§ Problem description
Return all lines that include the string "Agreement".

§ Available data
* * * * *
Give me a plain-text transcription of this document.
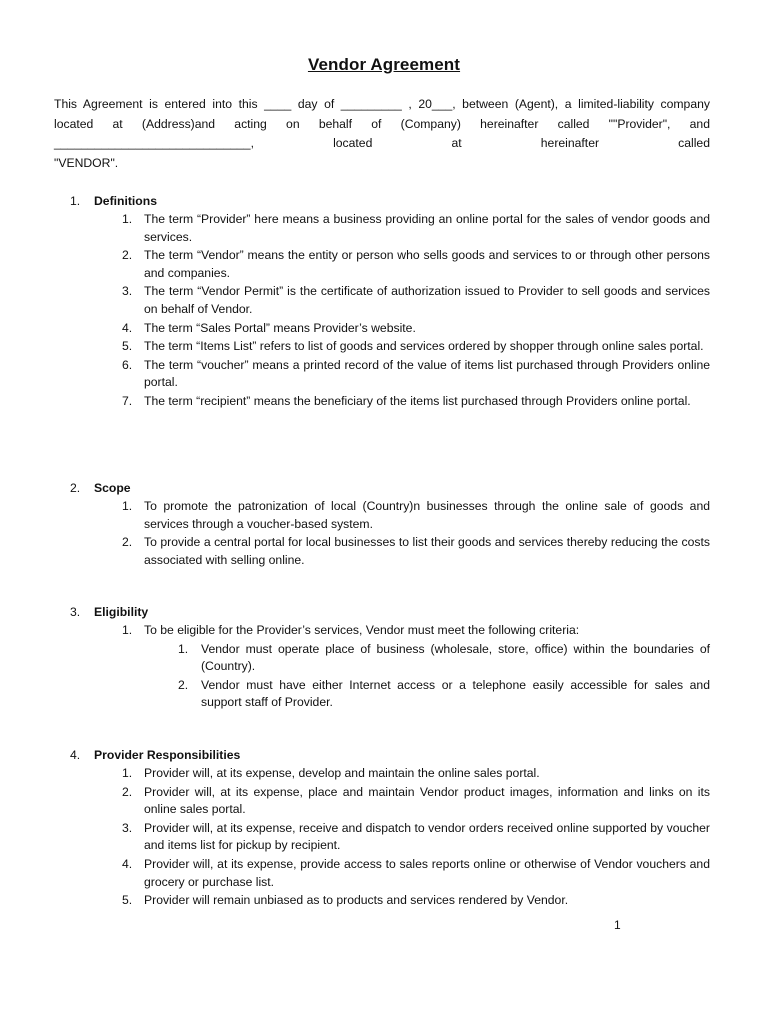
Vendor Agreement

This Agreement is entered into this ____ day of _________ , 20___, between (Agent), a limited-liability company

located at (Address)and acting on behalf of (Company) hereinafter called ""Provider", and

_____________________________, located at hereinafter called

"VENDOR".

1. Definitions
1. The term “Provider” here means a business providing an online portal for the sales of vendor goods and services.
2. The term “Vendor” means the entity or person who sells goods and services to or through other persons and companies.
3. The term “Vendor Permit” is the certificate of authorization issued to Provider to sell goods and services on behalf of Vendor.
4. The term “Sales Portal” means Provider’s website.
5. The term “Items List” refers to list of goods and services ordered by shopper through online sales portal.
6. The term “voucher” means a printed record of the value of items list purchased through Providers online portal.
7. The term “recipient” means the beneficiary of the items list purchased through Providers online portal.
2. Scope
1. To promote the patronization of local (Country)n businesses through the online sale of goods and services through a voucher-based system.
2. To provide a central portal for local businesses to list their goods and services thereby reducing the costs associated with selling online.
3. Eligibility
1. To be eligible for the Provider’s services, Vendor must meet the following criteria:
1. Vendor must operate place of business (wholesale, store, office) within the boundaries of (Country).
2. Vendor must have either Internet access or a telephone easily accessible for sales and support staff of Provider.
4. Provider Responsibilities
1. Provider will, at its expense, develop and maintain the online sales portal.
2. Provider will, at its expense, place and maintain Vendor product images, information and links on its online sales portal.
3. Provider will, at its expense, receive and dispatch to vendor orders received online supported by voucher and items list for pickup by recipient.
4. Provider will, at its expense, provide access to sales reports online or otherwise of Vendor vouchers and grocery or purchase list.
5. Provider will remain unbiased as to products and services rendered by Vendor.
1
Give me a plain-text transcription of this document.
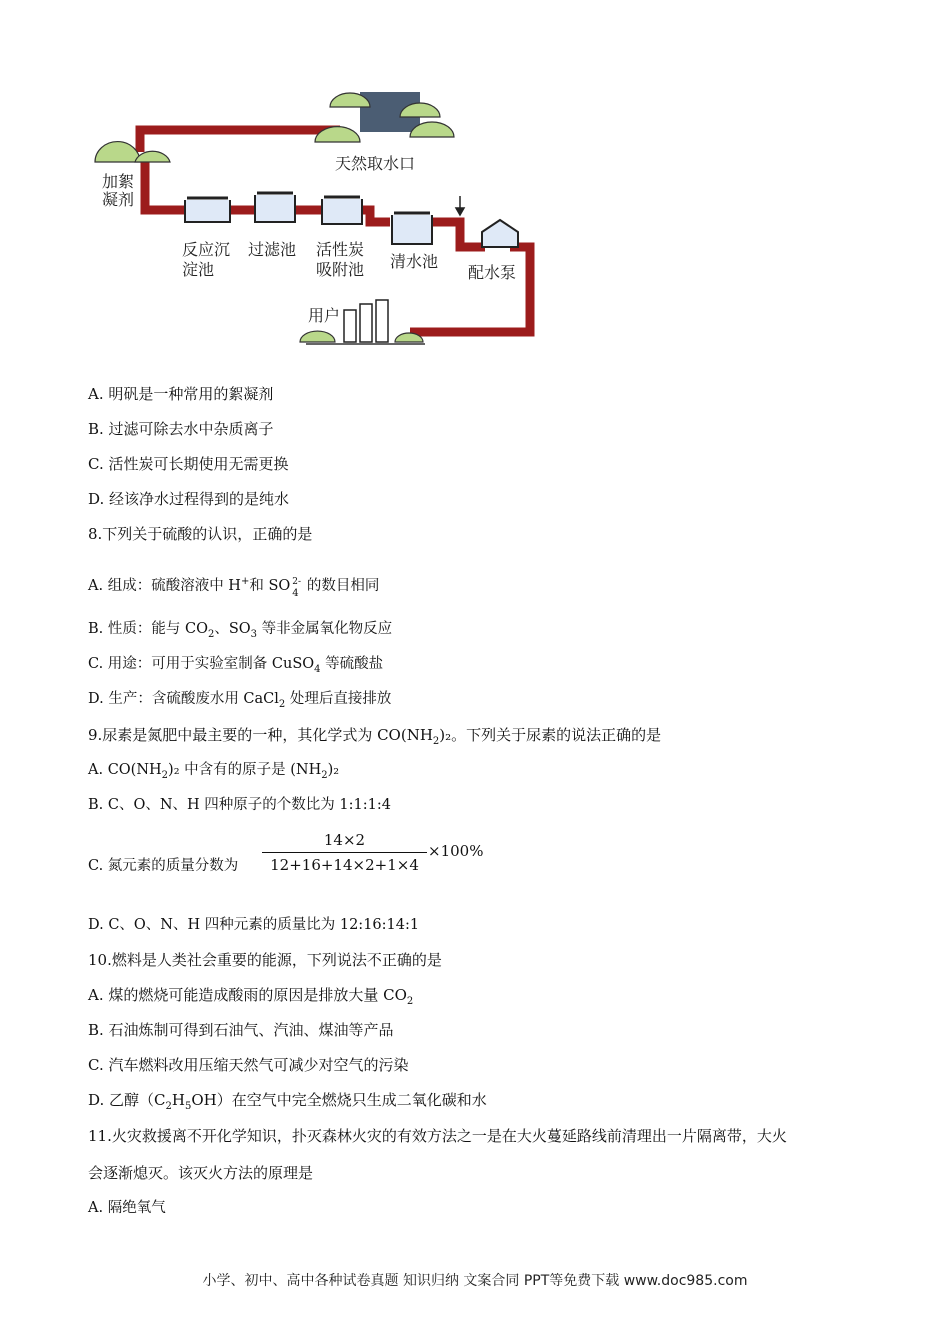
天然取水口
加絮
凝剂
反应沉
淀池
过滤池 活性炭
吸附池 清水池
配水泵
用户
A. 明矾是一种常用的絮凝剂
B. 过滤可除去水中杂质离子
C. 活性炭可长期使用无需更换
D. 经该净水过程得到的是纯水
8.下列关于硫酸的认识，正确的是
A. 组成：硫酸溶液中 H+和 SO 2-
4 的数目相同
B. 性质：能与 $CO_2$、$SO_3$ 等非金属氧化物反应
C. 用途：可用于实验室制备 CuSO$_4$ 等硫酸盐
D. 生产：含硫酸废水用 CaCl$_2$ 处理后直接排放
9.尿素是氮肥中最主要的一种，其化学式为 $CO(NH_2)_2$。下列关于尿素的说法正确的是
A. $CO(NH_2)_2$ 中含有的原子是 $(NH_2)_2$
B. C、O、N、H 四种原子的个数比为 1:1:1:4
C. 氮元素的质量分数为
14×2
12+16+14×2+1×4
×100%
D. C、O、N、H 四种元素的质量比为 12:16:14:1
10.燃料是人类社会重要的能源，下列说法不正确的是
A. 煤的燃烧可能造成酸雨的原因是排放大量 $CO_2$
B. 石油炼制可得到石油气、汽油、煤油等产品
C. 汽车燃料改用压缩天然气可减少对空气的污染
D. 乙醇$(C_2H_5OH)$在空气中完全燃烧只生成二氧化碳和水
11.火灾救援离不开化学知识，扑灭森林火灾的有效方法之一是在大火蔓延路线前清理出一片隔离带，大火
会逐渐熄灭。该灭火方法的原理是
A. 隔绝氧气
小学、初中、高中各种试卷真题 知识归纳 文案合同 PPT等免费下载 www.doc985.com
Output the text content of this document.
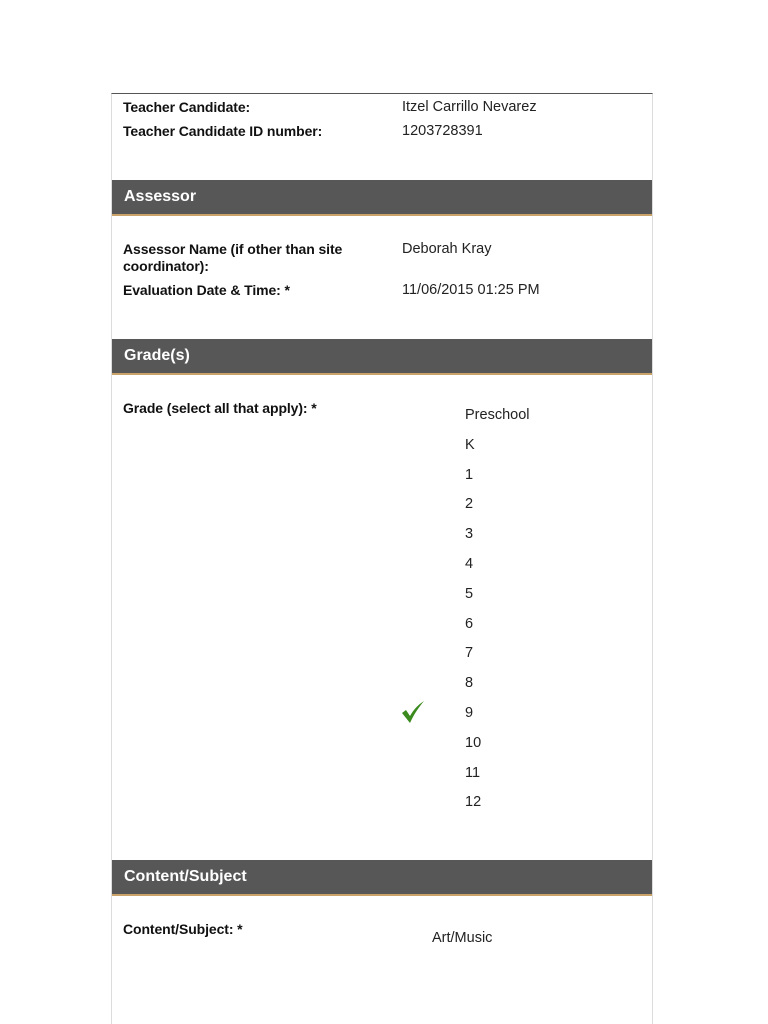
Teacher Candidate:	Itzel Carrillo Nevarez
Teacher Candidate ID number:	1203728391
Assessor
Assessor Name (if other than site coordinator):
Deborah Kray
Evaluation Date & Time: *	11/06/2015 01:25 PM
Grade(s)
Grade (select all that apply): *	Preschool
K
1
2
3
4
5
6
7
8
9
10
11
12
Content/Subject
Content/Subject: *
Art/Music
* * * * *
§ Output
Vendor Agreement
This Agreement is entered into this ____ day of _________ , 20___, between (Agent), a limited-liability company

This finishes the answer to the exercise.